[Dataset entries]

((

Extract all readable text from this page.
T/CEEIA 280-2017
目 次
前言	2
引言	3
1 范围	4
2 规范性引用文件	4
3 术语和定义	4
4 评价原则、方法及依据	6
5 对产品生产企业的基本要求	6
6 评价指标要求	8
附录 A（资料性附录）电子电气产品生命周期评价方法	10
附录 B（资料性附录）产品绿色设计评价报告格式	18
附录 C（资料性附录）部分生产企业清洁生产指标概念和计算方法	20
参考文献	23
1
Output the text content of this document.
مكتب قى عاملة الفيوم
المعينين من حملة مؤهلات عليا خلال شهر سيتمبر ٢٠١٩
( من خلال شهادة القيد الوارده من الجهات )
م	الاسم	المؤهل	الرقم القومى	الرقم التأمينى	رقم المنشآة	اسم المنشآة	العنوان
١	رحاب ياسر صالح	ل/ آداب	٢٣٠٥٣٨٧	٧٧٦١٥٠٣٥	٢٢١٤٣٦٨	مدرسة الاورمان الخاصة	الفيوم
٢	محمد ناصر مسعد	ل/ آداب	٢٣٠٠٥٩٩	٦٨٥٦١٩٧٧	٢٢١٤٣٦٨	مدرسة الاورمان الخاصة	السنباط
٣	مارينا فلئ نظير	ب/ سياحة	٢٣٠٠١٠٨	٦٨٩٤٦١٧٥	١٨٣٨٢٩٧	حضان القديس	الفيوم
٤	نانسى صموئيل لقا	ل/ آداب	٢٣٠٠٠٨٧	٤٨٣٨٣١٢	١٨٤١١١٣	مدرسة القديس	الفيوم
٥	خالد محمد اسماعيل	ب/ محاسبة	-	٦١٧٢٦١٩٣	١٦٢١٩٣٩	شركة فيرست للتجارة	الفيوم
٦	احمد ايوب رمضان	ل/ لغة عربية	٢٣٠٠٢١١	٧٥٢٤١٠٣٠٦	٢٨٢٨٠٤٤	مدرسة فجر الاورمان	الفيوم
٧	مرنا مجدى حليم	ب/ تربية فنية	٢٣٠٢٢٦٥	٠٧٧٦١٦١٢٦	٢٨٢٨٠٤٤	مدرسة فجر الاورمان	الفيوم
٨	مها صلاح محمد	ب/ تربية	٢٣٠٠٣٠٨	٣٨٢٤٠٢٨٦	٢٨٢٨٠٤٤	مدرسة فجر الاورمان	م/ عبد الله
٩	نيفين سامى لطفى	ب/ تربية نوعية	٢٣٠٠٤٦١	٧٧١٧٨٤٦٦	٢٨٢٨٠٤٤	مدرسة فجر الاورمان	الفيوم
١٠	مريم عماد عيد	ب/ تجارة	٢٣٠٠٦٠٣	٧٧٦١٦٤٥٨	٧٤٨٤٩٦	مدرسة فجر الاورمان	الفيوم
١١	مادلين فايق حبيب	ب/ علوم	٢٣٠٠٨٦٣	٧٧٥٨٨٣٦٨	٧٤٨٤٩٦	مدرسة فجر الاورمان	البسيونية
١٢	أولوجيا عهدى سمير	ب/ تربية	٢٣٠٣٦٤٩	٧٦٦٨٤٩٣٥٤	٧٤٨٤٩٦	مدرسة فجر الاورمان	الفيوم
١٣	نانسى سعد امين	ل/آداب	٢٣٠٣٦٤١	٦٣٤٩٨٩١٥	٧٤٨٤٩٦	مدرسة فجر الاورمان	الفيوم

))

* Your goal: Count every line of the records that holds the string "this". Write only the total.

* The result: 2